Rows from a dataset
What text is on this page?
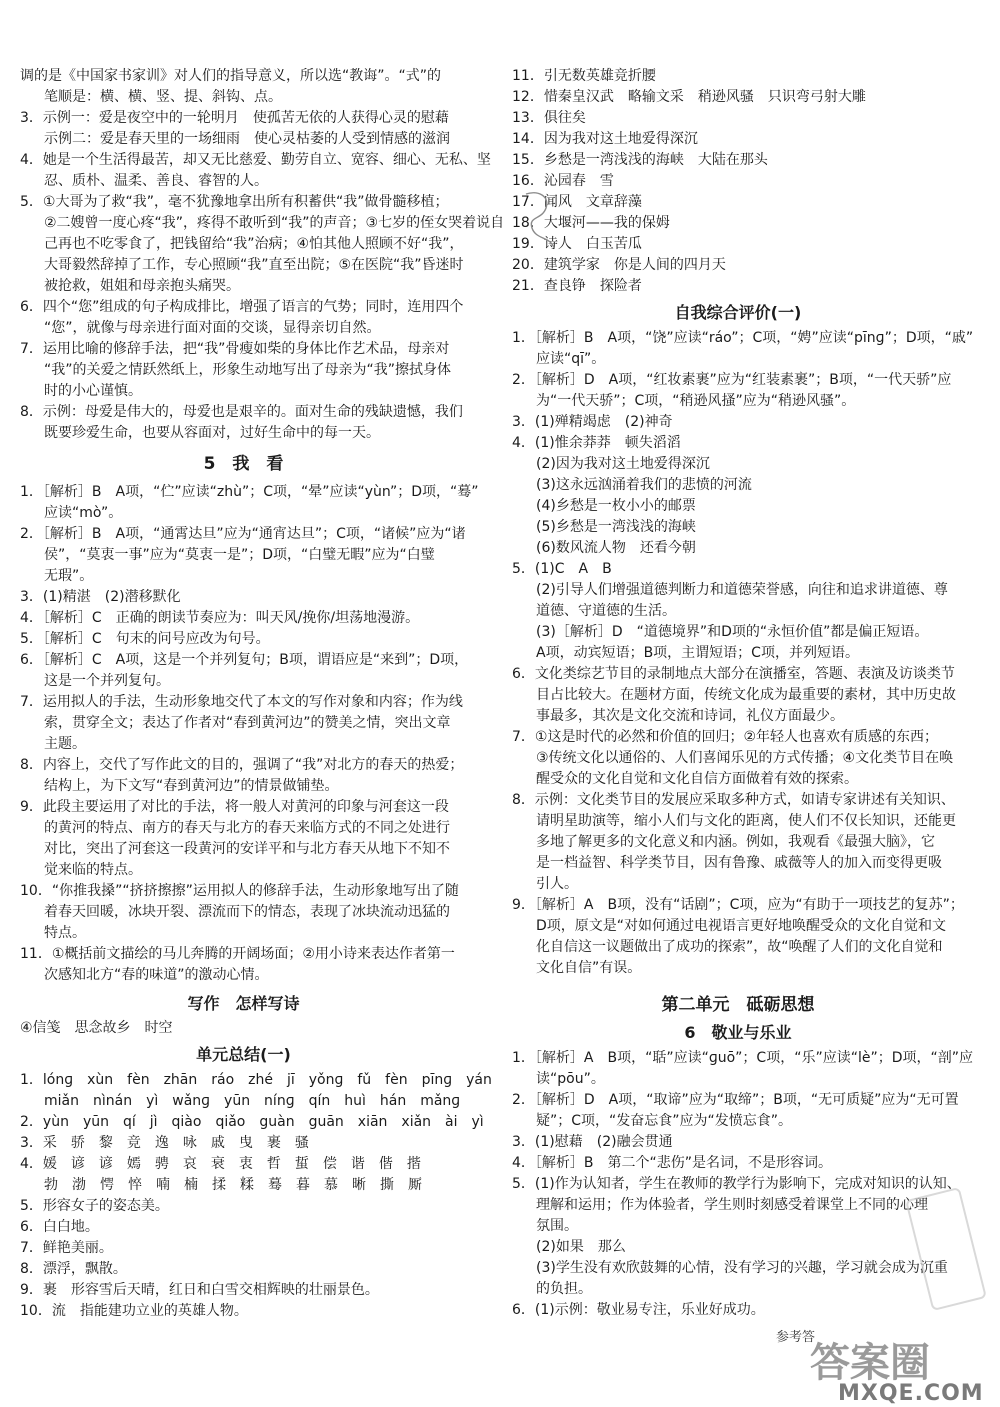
调的是《中国家书家训》对人们的指导意义，所以选“教诲”。“式”的
笔顺是：横、横、竖、提、斜钩、点。
3．示例一：爱是夜空中的一轮明月　使孤苦无依的人获得心灵的慰藉
示例二：爱是春天里的一场细雨　使心灵枯萎的人受到情感的滋润
4．她是一个生活得最苦，却又无比慈爱、勤劳自立、宽容、细心、无私、坚
忍、质朴、温柔、善良、睿智的人。
5．①大哥为了救“我”，毫不犹豫地拿出所有积蓄供“我”做骨髓移植；
②二嫂曾一度心疼“我”，疼得不敢听到“我”的声音；③七岁的侄女哭着说自
己再也不吃零食了，把钱留给“我”治病；④怕其他人照顾不好“我”，
大哥毅然辞掉了工作，专心照顾“我”直至出院；⑤在医院“我”昏迷时
被抢救，姐姐和母亲抱头痛哭。
6．四个“您”组成的句子构成排比，增强了语言的气势；同时，连用四个
“您”，就像与母亲进行面对面的交谈，显得亲切自然。
7．运用比喻的修辞手法，把“我”骨瘦如柴的身体比作艺术品，母亲对
“我”的关爱之情跃然纸上，形象生动地写出了母亲为“我”擦拭身体
时的小心谨慎。
8．示例：母爱是伟大的，母爱也是艰辛的。面对生命的残缺遗憾，我们
既要珍爱生命，也要从容面对，过好生命中的每一天。
5　我　看
1．［解析］B　A项，“伫”应读“zhù”；C项，“晕”应读“yùn”；D项，“蓦”
应读“mò”。
2．［解析］B　A项，“通霄达旦”应为“通宵达旦”；C项，“诸候”应为“诸
侯”，“莫衷一事”应为“莫衷一是”；D项，“白璧无暇”应为“白璧
无瑕”。
3．(1)精湛　(2)潜移默化
4．［解析］C　正确的朗读节奏应为：叫天风/挽你/坦荡地漫游。
5．［解析］C　句末的问号应改为句号。
6．［解析］C　A项，这是一个并列复句；B项，谓语应是“来到”；D项，
这是一个并列复句。
7．运用拟人的手法，生动形象地交代了本文的写作对象和内容；作为线
索，贯穿全文；表达了作者对“春到黄河边”的赞美之情，突出文章
主题。
8．内容上，交代了写作此文的目的，强调了“我”对北方的春天的热爱；
结构上，为下文写“春到黄河边”的情景做铺垫。
9．此段主要运用了对比的手法，将一般人对黄河的印象与河套这一段
的黄河的特点、南方的春天与北方的春天来临方式的不同之处进行
对比，突出了河套这一段黄河的安详平和与北方春天从地下不知不
觉来临的特点。
10．“你推我搡”“挤挤擦擦”运用拟人的修辞手法，生动形象地写出了随
着春天回暖，冰块开裂、漂流而下的情态，表现了冰块流动迅猛的
特点。
11．①概括前文描绘的马儿奔腾的开阔场面；②用小诗来表达作者第一
次感知北方“春的味道”的激动心情。
写作　怎样写诗
④信笺　思念故乡　时空
单元总结(一)
1．lónɡ　xùn　fèn　zhān　ráo　zhé　jī　yǒnɡ　fǔ　fèn　pīnɡ　yán
miǎn　nìnán　yì　wǎnɡ　yūn　nínɡ　qín　huì　hán　mǎnɡ
2．yùn　yūn　qí　jì　qiào　qiǎo　guàn　guān　xiān　xiǎn　ài　yì
3．采　骄　黎　竞　逸　咏　戚　曳　裹　骚
4．媛　谚　谚　嫣　骋　哀　衰　衷　哲　蜇　偿　谐　偕　揩
勃　渤　愕　悴　喃　楠　揉　糅　蓦　暮　慕　晰　撕　厮
5．形容女子的姿态美。
6．白白地。
7．鲜艳美丽。
8．漂浮，飘散。
9．裹　形容雪后天晴，红日和白雪交相辉映的壮丽景色。
10．流　指能建功立业的英雄人物。
11．引无数英雄竞折腰
12．惜秦皇汉武　略输文采　稍逊风骚　只识弯弓射大雕
13．俱往矣
14．因为我对这土地爱得深沉
15．乡愁是一湾浅浅的海峡　大陆在那头
16．沁园春　雪
17．闻风　文章辞藻
18．大堰河——我的保姆
19．诗人　白玉苦瓜
20．建筑学家　你是人间的四月天
21．查良铮　探险者
自我综合评价(一)
1．［解析］B　A项，“饶”应读“ráo”；C项，“娉”应读“pīnɡ”；D项，“戚”
应读“qī”。
2．［解析］D　A项，“红妆素裹”应为“红装素裹”；B项，“一代天骄”应
为“一代天骄”；C项，“稍逊风搔”应为“稍逊风骚”。
3．(1)殚精竭虑　(2)神奇
4．(1)惟余莽莽　顿失滔滔
(2)因为我对这土地爱得深沉
(3)这永远汹涌着我们的悲愤的河流
(4)乡愁是一枚小小的邮票
(5)乡愁是一湾浅浅的海峡
(6)数风流人物　还看今朝
5．(1)C　A　B
(2)引导人们增强道德判断力和道德荣誉感，向往和追求讲道德、尊
道德、守道德的生活。
(3)［解析］D　“道德境界”和D项的“永恒价值”都是偏正短语。
A项，动宾短语；B项，主谓短语；C项，并列短语。
6．文化类综艺节目的录制地点大部分在演播室，答题、表演及访谈类节
目占比较大。在题材方面，传统文化成为最重要的素材，其中历史故
事最多，其次是文化交流和诗词，礼仪方面最少。
7．①这是时代的必然和价值的回归；②年轻人也喜欢有质感的东西；
③传统文化以通俗的、人们喜闻乐见的方式传播；④文化类节目在唤
醒受众的文化自觉和文化自信方面做着有效的探索。
8．示例：文化类节目的发展应采取多种方式，如请专家讲述有关知识、
请明星助演等，缩小人们与文化的距离，使人们不仅长知识，还能更
多地了解更多的文化意义和内涵。例如，我观看《最强大脑》，它
是一档益智、科学类节目，因有鲁豫、戚薇等人的加入而变得更吸
引人。
9．［解析］A　B项，没有“话剧”；C项，应为“有助于一项技艺的复苏”；
D项，原文是“对如何通过电视语言更好地唤醒受众的文化自觉和文
化自信这一议题做出了成功的探索”，故“唤醒了人们的文化自觉和
文化自信”有误。
第二单元　砥砺思想
6　敬业与乐业
1．［解析］A　B项，“聒”应读“ɡuō”；C项，“乐”应读“lè”；D项，“剖”应
读“pōu”。
2．［解析］D　A项，“取谛”应为“取缔”；B项，“无可质疑”应为“无可置
疑”；C项，“发奋忘食”应为“发愤忘食”。
3．(1)慰藉　(2)融会贯通
4．［解析］B　第二个“悲伤”是名词，不是形容词。
5．(1)作为认知者，学生在教师的教学行为影响下，完成对知识的认知、
理解和运用；作为体验者，学生则时刻感受着课堂上不同的心理
氛围。
(2)如果　那么
(3)学生没有欢欣鼓舞的心情，没有学习的兴趣，学习就会成为沉重
的负担。
6．(1)示例：敬业易专注，乐业好成功。
参考答
答案圈
MXQE.COM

** Exercise **
Retype the listing exactly. Pictures do not belong in the copy.

** Exercise result **
What text is on this page?
调的是《中国家书家训》对人们的指导意义，所以选“教诲”。“式”的
笔顺是：横、横、竖、提、斜钩、点。
3．示例一：爱是夜空中的一轮明月　使孤苦无依的人获得心灵的慰藉
示例二：爱是春天里的一场细雨　使心灵枯萎的人受到情感的滋润
4．她是一个生活得最苦，却又无比慈爱、勤劳自立、宽容、细心、无私、坚
忍、质朴、温柔、善良、睿智的人。
5．①大哥为了救“我”，毫不犹豫地拿出所有积蓄供“我”做骨髓移植；
②二嫂曾一度心疼“我”，疼得不敢听到“我”的声音；③七岁的侄女哭着说自
己再也不吃零食了，把钱留给“我”治病；④怕其他人照顾不好“我”，
大哥毅然辞掉了工作，专心照顾“我”直至出院；⑤在医院“我”昏迷时
被抢救，姐姐和母亲抱头痛哭。
6．四个“您”组成的句子构成排比，增强了语言的气势；同时，连用四个
“您”，就像与母亲进行面对面的交谈，显得亲切自然。
7．运用比喻的修辞手法，把“我”骨瘦如柴的身体比作艺术品，母亲对
“我”的关爱之情跃然纸上，形象生动地写出了母亲为“我”擦拭身体
时的小心谨慎。
8．示例：母爱是伟大的，母爱也是艰辛的。面对生命的残缺遗憾，我们
既要珍爱生命，也要从容面对，过好生命中的每一天。
5　我　看
1．［解析］B　A项，“伫”应读“zhù”；C项，“晕”应读“yùn”；D项，“蓦”
应读“mò”。
2．［解析］B　A项，“通霄达旦”应为“通宵达旦”；C项，“诸候”应为“诸
侯”，“莫衷一事”应为“莫衷一是”；D项，“白璧无暇”应为“白璧
无瑕”。
3．(1)精湛　(2)潜移默化
4．［解析］C　正确的朗读节奏应为：叫天风/挽你/坦荡地漫游。
5．［解析］C　句末的问号应改为句号。
6．［解析］C　A项，这是一个并列复句；B项，谓语应是“来到”；D项，
这是一个并列复句。
7．运用拟人的手法，生动形象地交代了本文的写作对象和内容；作为线
索，贯穿全文；表达了作者对“春到黄河边”的赞美之情，突出文章
主题。
8．内容上，交代了写作此文的目的，强调了“我”对北方的春天的热爱；
结构上，为下文写“春到黄河边”的情景做铺垫。
9．此段主要运用了对比的手法，将一般人对黄河的印象与河套这一段
的黄河的特点、南方的春天与北方的春天来临方式的不同之处进行
对比，突出了河套这一段黄河的安详平和与北方春天从地下不知不
觉来临的特点。
10．“你推我搡”“挤挤擦擦”运用拟人的修辞手法，生动形象地写出了随
着春天回暖，冰块开裂、漂流而下的情态，表现了冰块流动迅猛的
特点。
11．①概括前文描绘的马儿奔腾的开阔场面；②用小诗来表达作者第一
次感知北方“春的味道”的激动心情。
写作　怎样写诗
④信笺　思念故乡　时空
单元总结(一)
1．lónɡ　xùn　fèn　zhān　ráo　zhé　jī　yǒnɡ　fǔ　fèn　pīnɡ　yán
miǎn　nìnán　yì　wǎnɡ　yūn　nínɡ　qín　huì　hán　mǎnɡ
2．yùn　yūn　qí　jì　qiào　qiǎo　guàn　guān　xiān　xiǎn　ài　yì
3．采　骄　黎　竞　逸　咏　戚　曳　裹　骚
4．媛　谚　谚　嫣　骋　哀　衰　衷　哲　蜇　偿　谐　偕　揩
勃　渤　愕　悴　喃　楠　揉　糅　蓦　暮　慕　晰　撕　厮
5．形容女子的姿态美。
6．白白地。
7．鲜艳美丽。
8．漂浮，飘散。
9．裹　形容雪后天晴，红日和白雪交相辉映的壮丽景色。
10．流　指能建功立业的英雄人物。
11．引无数英雄竞折腰
12．惜秦皇汉武　略输文采　稍逊风骚　只识弯弓射大雕
13．俱往矣
14．因为我对这土地爱得深沉
15．乡愁是一湾浅浅的海峡　大陆在那头
16．沁园春　雪
17．闻风　文章辞藻
18．大堰河——我的保姆
19．诗人　白玉苦瓜
20．建筑学家　你是人间的四月天
21．查良铮　探险者
自我综合评价(一)
1．［解析］B　A项，“饶”应读“ráo”；C项，“娉”应读“pīnɡ”；D项，“戚”
应读“qī”。
2．［解析］D　A项，“红妆素裹”应为“红装素裹”；B项，“一代天骄”应
为“一代天骄”；C项，“稍逊风搔”应为“稍逊风骚”。
3．(1)殚精竭虑　(2)神奇
4．(1)惟余莽莽　顿失滔滔
(2)因为我对这土地爱得深沉
(3)这永远汹涌着我们的悲愤的河流
(4)乡愁是一枚小小的邮票
(5)乡愁是一湾浅浅的海峡
(6)数风流人物　还看今朝
5．(1)C　A　B
(2)引导人们增强道德判断力和道德荣誉感，向往和追求讲道德、尊
道德、守道德的生活。
(3)［解析］D　“道德境界”和D项的“永恒价值”都是偏正短语。
A项，动宾短语；B项，主谓短语；C项，并列短语。
6．文化类综艺节目的录制地点大部分在演播室，答题、表演及访谈类节
目占比较大。在题材方面，传统文化成为最重要的素材，其中历史故
事最多，其次是文化交流和诗词，礼仪方面最少。
7．①这是时代的必然和价值的回归；②年轻人也喜欢有质感的东西；
③传统文化以通俗的、人们喜闻乐见的方式传播；④文化类节目在唤
醒受众的文化自觉和文化自信方面做着有效的探索。
8．示例：文化类节目的发展应采取多种方式，如请专家讲述有关知识、
请明星助演等，缩小人们与文化的距离，使人们不仅长知识，还能更
多地了解更多的文化意义和内涵。例如，我观看《最强大脑》，它
是一档益智、科学类节目，因有鲁豫、戚薇等人的加入而变得更吸
引人。
9．［解析］A　B项，没有“话剧”；C项，应为“有助于一项技艺的复苏”；
D项，原文是“对如何通过电视语言更好地唤醒受众的文化自觉和文
化自信这一议题做出了成功的探索”，故“唤醒了人们的文化自觉和
文化自信”有误。
第二单元　砥砺思想
6　敬业与乐业
1．［解析］A　B项，“聒”应读“ɡuō”；C项，“乐”应读“lè”；D项，“剖”应
读“pōu”。
2．［解析］D　A项，“取谛”应为“取缔”；B项，“无可质疑”应为“无可置
疑”；C项，“发奋忘食”应为“发愤忘食”。
3．(1)慰藉　(2)融会贯通
4．［解析］B　第二个“悲伤”是名词，不是形容词。
5．(1)作为认知者，学生在教师的教学行为影响下，完成对知识的认知、
理解和运用；作为体验者，学生则时刻感受着课堂上不同的心理
氛围。
(2)如果　那么
(3)学生没有欢欣鼓舞的心情，没有学习的兴趣，学习就会成为沉重
的负担。
6．(1)示例：敬业易专注，乐业好成功。
参考答
答案圈
MXQE.COM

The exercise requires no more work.